◆ **AIM OF THE EXERCISE**
Starting at the beginning of the records and continuing through the line that contains "slide-switch-icon — [58, 1214, 80, 1266]", arrange the lines as a Markdown table with the columns No. and Line. Number each row and leave out blank lines.

◆ **DATASET CONTENT**
------------------------------------
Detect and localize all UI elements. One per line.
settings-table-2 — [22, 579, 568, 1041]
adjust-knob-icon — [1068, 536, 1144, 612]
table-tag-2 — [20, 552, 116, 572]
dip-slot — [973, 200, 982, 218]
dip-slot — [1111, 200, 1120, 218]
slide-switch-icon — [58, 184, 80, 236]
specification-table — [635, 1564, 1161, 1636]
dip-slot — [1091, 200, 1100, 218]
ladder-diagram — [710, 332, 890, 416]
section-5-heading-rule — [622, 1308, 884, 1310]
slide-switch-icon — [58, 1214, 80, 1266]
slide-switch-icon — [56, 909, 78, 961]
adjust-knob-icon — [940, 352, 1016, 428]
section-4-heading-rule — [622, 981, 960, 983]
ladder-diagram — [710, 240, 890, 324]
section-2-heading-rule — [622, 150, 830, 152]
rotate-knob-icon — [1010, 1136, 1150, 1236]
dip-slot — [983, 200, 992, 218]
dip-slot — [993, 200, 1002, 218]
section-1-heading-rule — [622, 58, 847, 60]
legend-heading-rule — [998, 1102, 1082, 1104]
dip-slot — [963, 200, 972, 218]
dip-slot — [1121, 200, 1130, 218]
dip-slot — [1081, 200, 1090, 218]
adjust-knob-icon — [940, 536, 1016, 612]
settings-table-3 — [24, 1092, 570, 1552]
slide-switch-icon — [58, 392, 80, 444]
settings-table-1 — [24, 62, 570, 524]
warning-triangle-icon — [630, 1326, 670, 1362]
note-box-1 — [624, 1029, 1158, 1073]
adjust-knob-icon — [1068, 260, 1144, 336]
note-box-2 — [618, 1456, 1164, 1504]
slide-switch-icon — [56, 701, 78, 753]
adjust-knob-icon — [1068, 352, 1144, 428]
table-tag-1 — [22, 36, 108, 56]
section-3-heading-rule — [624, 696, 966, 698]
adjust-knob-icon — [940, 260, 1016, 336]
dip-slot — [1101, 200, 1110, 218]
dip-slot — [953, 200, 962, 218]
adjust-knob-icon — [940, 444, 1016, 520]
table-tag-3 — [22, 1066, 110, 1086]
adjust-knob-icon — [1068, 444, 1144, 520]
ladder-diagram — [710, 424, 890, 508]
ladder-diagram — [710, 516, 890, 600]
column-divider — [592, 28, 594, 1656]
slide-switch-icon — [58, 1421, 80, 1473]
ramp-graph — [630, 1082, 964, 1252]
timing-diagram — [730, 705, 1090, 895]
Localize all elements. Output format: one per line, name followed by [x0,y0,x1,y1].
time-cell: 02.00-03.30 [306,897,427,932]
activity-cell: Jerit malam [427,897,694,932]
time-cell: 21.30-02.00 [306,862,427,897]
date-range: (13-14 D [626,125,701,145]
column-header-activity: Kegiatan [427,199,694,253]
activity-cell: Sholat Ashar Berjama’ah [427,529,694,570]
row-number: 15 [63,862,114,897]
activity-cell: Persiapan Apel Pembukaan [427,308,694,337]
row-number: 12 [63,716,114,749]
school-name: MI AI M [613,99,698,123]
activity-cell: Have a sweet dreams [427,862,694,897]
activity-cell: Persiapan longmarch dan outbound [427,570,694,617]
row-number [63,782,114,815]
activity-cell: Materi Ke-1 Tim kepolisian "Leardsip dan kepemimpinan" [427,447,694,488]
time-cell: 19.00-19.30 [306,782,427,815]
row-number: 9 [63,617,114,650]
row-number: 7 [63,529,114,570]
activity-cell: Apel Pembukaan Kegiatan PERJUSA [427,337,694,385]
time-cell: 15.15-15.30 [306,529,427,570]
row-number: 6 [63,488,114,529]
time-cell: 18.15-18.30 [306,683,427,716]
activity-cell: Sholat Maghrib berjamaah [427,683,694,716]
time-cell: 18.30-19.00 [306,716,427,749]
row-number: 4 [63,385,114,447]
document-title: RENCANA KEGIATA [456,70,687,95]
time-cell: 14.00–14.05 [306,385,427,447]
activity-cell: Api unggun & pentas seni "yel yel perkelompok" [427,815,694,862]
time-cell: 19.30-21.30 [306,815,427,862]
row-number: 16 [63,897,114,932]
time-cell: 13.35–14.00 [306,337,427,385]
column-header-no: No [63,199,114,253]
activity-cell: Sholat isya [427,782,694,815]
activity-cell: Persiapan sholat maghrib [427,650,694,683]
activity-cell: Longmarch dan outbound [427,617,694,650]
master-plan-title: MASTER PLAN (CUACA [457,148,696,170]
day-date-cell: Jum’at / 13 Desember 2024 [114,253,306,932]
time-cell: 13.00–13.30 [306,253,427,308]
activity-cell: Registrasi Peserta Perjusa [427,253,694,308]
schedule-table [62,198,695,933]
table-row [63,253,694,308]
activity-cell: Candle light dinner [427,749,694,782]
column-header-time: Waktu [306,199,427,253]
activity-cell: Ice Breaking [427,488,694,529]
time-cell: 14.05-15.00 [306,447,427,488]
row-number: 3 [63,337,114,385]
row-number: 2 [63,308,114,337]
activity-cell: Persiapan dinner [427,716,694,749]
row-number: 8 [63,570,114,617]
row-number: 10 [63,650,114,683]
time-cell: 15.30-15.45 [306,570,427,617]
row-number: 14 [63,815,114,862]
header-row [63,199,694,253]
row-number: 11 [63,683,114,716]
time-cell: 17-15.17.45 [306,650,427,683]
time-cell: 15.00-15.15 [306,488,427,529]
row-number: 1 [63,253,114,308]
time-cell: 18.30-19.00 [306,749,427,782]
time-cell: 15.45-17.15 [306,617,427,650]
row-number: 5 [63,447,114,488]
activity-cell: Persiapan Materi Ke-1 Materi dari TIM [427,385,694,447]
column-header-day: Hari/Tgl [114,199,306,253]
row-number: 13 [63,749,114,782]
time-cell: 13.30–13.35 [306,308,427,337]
------------------------------------
◆ **FULL RESPONSE**
| No. | Line |
|---|---|
| 1 | Detect and localize all UI elements. One per line. |
| 2 | settings-table-2 — [22, 579, 568, 1041] |
| 3 | adjust-knob-icon — [1068, 536, 1144, 612] |
| 4 | table-tag-2 — [20, 552, 116, 572] |
| 5 | dip-slot — [973, 200, 982, 218] |
| 6 | dip-slot — [1111, 200, 1120, 218] |
| 7 | slide-switch-icon — [58, 184, 80, 236] |
| 8 | specification-table — [635, 1564, 1161, 1636] |
| 9 | dip-slot — [1091, 200, 1100, 218] |
| 10 | ladder-diagram — [710, 332, 890, 416] |
| 11 | section-5-heading-rule — [622, 1308, 884, 1310] |
| 12 | slide-switch-icon — [58, 1214, 80, 1266] |